Type out the data exactly as given. Skip any image.

### Material provided

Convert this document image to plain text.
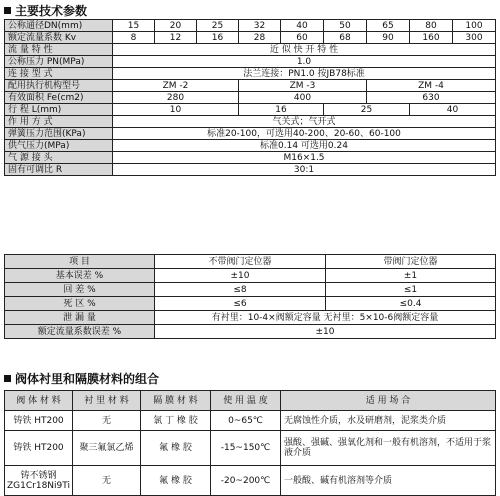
主要技术参数
公称通径DN(mm)	15	20	25	32	40	50	65	80	100
额定流量系数 Kv	8	12	16	28	60	68	90	160	300
流 量 特 性	近 似 快 开 特 性								
公称压力 PN(MPa)	1.0								
连 接 型 式	法兰连接：PN1.0 按JB78标准								
配用执行机构型号	ZM -2			ZM -3			ZM -4		
有效面积 Fe(cm2)	280			400			630		
行 程 L(mm)	10			16		25		40	
作 用 方 式	气关式；气开式								
弹簧压力范围(KPa)	标准20-100，可选用40-200、20-60、60-100								
供气压力(MPa)	标准0.14 可选用0.24								
气 源 接 头	M16×1.5								
固有可调比 R	30:1								
项 目	不带阀门定位器	带阀门定位器
基本误差 %	±10	±1
回 差 %	≤8	≤1
死 区 %	≤6	≤0.4
泄 漏 量	有衬里：10-4×阀额定容量 无衬里：5×10-6阀额定容量	
额定流量系数误差 %	±10	
阀体衬里和隔膜材料的组合
阀 体 材 料	衬 里 材 料	隔 膜 材 料	使 用 温 度	适 用 场 合
铸铁 HT200	无	氯 丁 橡 胶	0~65℃	无腐蚀性介质，水及研磨剂，泥浆类介质
铸铁 HT200	聚三氟氯乙烯	氟 橡 胶	-15~150℃	强酸、强碱、强氧化剂和一般有机溶剂，不适用于浆液介质
铸不锈钢 ZG1Cr18Ni9Ti	无	氟 橡 胶	-20~200℃	一般酸、碱有机溶剂等介质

######

## Solved exercise
Convert this document image to plain text.
主要技术参数
公称通径DN(mm)	15	20	25	32	40	50	65	80	100
额定流量系数 Kv	8	12	16	28	60	68	90	160	300
流 量 特 性	近 似 快 开 特 性								
公称压力 PN(MPa)	1.0								
连 接 型 式	法兰连接：PN1.0 按JB78标准								
配用执行机构型号	ZM -2			ZM -3			ZM -4		
有效面积 Fe(cm2)	280			400			630		
行 程 L(mm)	10			16		25		40	
作 用 方 式	气关式；气开式								
弹簧压力范围(KPa)	标准20-100，可选用40-200、20-60、60-100								
供气压力(MPa)	标准0.14 可选用0.24								
气 源 接 头	M16×1.5								
固有可调比 R	30:1								
项 目	不带阀门定位器	带阀门定位器
基本误差 %	±10	±1
回 差 %	≤8	≤1
死 区 %	≤6	≤0.4
泄 漏 量	有衬里：10-4×阀额定容量 无衬里：5×10-6阀额定容量	
额定流量系数误差 %	±10	
阀体衬里和隔膜材料的组合
阀 体 材 料	衬 里 材 料	隔 膜 材 料	使 用 温 度	适 用 场 合
铸铁 HT200	无	氯 丁 橡 胶	0~65℃	无腐蚀性介质，水及研磨剂，泥浆类介质
铸铁 HT200	聚三氟氯乙烯	氟 橡 胶	-15~150℃	强酸、强碱、强氧化剂和一般有机溶剂，不适用于浆液介质
铸不锈钢 ZG1Cr18Ni9Ti	无	氟 橡 胶	-20~200℃	一般酸、碱有机溶剂等介质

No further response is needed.